**About this exercise**
Report how many lines in the records below contain the word "your". Give only the number.

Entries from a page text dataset

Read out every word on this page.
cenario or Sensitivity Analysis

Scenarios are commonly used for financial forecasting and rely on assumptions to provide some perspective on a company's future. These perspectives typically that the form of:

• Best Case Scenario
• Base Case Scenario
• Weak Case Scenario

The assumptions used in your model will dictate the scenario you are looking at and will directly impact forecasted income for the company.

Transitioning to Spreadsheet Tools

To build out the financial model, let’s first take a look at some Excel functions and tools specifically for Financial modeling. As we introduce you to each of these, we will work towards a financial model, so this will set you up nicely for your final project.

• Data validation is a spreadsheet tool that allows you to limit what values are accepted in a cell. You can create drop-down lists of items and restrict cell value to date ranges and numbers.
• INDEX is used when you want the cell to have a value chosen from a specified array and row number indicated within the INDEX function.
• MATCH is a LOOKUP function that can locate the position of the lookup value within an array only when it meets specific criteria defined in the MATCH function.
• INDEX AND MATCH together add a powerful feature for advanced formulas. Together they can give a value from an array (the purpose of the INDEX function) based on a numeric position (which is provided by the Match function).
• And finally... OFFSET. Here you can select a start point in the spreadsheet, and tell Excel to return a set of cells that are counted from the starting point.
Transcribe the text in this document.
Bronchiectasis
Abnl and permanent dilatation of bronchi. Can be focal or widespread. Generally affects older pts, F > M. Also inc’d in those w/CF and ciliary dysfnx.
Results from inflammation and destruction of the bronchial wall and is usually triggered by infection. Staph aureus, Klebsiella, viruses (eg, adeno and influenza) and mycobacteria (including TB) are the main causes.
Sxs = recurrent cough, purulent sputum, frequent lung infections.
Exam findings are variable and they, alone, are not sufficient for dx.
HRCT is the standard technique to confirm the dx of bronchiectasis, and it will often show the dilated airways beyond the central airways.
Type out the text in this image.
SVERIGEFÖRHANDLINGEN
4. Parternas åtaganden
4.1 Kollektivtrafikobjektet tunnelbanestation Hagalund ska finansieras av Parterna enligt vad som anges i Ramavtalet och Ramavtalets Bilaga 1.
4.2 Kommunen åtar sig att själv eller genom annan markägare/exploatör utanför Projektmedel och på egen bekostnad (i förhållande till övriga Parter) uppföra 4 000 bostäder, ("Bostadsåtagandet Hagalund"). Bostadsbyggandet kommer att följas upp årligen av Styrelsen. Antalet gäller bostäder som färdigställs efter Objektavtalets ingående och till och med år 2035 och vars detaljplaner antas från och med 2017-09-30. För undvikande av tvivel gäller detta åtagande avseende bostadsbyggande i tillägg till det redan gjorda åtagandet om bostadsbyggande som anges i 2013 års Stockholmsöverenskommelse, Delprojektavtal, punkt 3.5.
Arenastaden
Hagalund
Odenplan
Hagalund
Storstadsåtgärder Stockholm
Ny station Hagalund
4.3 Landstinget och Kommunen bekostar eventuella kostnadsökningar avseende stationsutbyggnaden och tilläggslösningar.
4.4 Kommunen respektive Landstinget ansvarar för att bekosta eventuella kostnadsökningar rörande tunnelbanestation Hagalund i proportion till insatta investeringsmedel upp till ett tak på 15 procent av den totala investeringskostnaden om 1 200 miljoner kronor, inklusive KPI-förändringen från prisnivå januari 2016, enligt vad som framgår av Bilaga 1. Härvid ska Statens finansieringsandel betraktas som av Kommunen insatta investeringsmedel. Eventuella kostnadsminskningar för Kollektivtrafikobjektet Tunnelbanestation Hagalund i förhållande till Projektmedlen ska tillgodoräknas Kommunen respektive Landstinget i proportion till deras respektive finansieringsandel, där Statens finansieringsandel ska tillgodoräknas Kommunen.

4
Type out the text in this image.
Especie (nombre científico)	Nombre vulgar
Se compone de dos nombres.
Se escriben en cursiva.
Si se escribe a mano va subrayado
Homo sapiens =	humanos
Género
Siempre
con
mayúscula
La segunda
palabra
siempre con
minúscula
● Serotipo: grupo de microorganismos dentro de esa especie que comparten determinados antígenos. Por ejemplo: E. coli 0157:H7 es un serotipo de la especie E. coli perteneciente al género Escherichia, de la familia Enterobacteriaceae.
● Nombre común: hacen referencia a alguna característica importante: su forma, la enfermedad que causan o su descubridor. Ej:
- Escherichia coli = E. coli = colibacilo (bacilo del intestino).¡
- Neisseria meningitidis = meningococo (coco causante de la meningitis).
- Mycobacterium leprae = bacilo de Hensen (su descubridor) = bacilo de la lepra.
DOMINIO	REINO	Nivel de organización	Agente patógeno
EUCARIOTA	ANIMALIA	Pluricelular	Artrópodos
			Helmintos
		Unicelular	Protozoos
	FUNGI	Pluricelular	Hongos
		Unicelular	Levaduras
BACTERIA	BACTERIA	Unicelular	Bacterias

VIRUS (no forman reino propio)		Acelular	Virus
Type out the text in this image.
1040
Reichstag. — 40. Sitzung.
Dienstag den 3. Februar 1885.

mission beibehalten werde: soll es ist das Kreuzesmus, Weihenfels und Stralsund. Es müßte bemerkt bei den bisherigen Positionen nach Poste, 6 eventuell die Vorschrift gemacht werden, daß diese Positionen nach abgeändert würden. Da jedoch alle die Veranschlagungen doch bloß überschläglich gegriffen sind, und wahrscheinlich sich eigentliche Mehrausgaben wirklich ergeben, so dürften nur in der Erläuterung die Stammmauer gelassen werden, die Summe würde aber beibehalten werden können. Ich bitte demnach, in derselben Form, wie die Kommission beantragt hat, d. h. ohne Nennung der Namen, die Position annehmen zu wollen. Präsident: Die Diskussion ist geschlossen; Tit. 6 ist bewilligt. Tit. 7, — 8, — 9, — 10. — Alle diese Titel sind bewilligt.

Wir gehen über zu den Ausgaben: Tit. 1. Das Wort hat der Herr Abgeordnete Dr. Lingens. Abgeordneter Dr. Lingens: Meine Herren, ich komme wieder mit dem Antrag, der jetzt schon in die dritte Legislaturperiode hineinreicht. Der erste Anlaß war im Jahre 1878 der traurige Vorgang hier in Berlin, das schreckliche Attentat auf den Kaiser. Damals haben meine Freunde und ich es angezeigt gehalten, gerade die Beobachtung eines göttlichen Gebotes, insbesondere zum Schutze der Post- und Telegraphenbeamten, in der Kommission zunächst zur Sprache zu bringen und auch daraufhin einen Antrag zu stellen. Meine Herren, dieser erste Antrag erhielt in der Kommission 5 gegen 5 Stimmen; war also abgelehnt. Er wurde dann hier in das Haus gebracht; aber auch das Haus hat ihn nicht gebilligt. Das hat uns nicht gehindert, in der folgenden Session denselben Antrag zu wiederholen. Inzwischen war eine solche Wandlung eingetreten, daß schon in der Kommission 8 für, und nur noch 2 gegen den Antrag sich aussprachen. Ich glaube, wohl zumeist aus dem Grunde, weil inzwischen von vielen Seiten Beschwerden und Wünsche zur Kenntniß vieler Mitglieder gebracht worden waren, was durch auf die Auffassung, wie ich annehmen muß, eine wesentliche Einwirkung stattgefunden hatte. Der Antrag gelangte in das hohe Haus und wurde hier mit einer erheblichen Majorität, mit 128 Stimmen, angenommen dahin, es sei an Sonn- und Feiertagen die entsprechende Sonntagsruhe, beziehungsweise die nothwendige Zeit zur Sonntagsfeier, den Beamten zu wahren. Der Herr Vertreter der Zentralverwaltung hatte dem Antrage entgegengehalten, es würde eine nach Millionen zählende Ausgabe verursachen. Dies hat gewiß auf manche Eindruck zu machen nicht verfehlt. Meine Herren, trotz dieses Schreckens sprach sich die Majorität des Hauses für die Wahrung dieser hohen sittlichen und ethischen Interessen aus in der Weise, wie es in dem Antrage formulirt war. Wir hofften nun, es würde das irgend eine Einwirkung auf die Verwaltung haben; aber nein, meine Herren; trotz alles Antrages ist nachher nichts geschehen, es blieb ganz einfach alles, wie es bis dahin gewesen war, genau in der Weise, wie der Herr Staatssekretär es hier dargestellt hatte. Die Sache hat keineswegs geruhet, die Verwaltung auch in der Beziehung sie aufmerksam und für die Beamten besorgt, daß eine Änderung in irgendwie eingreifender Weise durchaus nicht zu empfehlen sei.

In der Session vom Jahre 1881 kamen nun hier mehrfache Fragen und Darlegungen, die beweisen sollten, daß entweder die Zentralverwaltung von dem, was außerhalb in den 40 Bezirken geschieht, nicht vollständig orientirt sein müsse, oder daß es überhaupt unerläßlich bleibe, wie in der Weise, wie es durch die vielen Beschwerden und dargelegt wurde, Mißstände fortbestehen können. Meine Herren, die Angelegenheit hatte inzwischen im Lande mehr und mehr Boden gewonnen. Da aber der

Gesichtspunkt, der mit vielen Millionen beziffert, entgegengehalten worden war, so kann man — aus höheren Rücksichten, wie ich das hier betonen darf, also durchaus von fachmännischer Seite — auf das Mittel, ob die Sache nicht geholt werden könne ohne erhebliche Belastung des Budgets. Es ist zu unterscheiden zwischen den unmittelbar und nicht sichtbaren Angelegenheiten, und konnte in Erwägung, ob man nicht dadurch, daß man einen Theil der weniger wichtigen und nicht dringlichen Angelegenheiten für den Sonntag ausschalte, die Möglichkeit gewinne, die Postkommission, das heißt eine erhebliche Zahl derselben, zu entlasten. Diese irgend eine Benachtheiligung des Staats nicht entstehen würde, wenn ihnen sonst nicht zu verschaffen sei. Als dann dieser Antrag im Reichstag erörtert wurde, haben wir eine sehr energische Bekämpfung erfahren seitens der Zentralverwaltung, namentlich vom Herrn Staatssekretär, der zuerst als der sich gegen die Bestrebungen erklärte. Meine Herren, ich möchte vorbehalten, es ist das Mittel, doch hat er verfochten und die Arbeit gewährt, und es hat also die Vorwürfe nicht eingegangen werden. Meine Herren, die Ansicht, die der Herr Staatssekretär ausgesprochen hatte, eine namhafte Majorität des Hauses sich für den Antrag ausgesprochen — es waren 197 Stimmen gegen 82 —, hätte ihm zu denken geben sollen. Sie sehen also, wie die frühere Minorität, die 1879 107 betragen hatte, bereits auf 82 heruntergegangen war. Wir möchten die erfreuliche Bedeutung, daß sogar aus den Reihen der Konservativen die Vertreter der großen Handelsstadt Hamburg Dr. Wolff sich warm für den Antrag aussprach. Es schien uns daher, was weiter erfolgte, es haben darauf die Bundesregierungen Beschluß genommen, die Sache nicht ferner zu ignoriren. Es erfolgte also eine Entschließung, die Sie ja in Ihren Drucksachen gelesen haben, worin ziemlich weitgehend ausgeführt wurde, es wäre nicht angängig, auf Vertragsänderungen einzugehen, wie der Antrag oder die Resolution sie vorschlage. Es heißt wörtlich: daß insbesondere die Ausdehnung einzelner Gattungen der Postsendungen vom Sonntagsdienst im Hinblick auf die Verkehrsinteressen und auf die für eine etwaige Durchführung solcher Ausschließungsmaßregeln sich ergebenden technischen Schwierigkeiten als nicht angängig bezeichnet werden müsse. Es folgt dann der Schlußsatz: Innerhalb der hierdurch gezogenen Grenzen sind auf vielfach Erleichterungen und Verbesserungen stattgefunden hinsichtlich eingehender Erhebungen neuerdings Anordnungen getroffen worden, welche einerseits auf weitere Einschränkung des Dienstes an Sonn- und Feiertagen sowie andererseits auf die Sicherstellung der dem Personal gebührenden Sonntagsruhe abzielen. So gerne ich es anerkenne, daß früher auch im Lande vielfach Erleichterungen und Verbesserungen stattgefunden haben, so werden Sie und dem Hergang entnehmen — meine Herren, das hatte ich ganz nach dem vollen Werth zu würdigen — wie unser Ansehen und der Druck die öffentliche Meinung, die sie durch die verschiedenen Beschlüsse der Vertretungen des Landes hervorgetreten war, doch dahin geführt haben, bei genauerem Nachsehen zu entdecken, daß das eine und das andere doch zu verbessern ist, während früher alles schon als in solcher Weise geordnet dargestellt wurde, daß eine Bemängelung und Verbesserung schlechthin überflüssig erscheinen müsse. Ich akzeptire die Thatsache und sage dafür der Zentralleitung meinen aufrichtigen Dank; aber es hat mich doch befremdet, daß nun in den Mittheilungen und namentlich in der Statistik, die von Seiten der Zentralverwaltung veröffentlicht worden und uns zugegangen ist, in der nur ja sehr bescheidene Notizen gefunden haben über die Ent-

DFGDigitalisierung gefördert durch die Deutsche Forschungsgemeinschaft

**Answer for the task**
2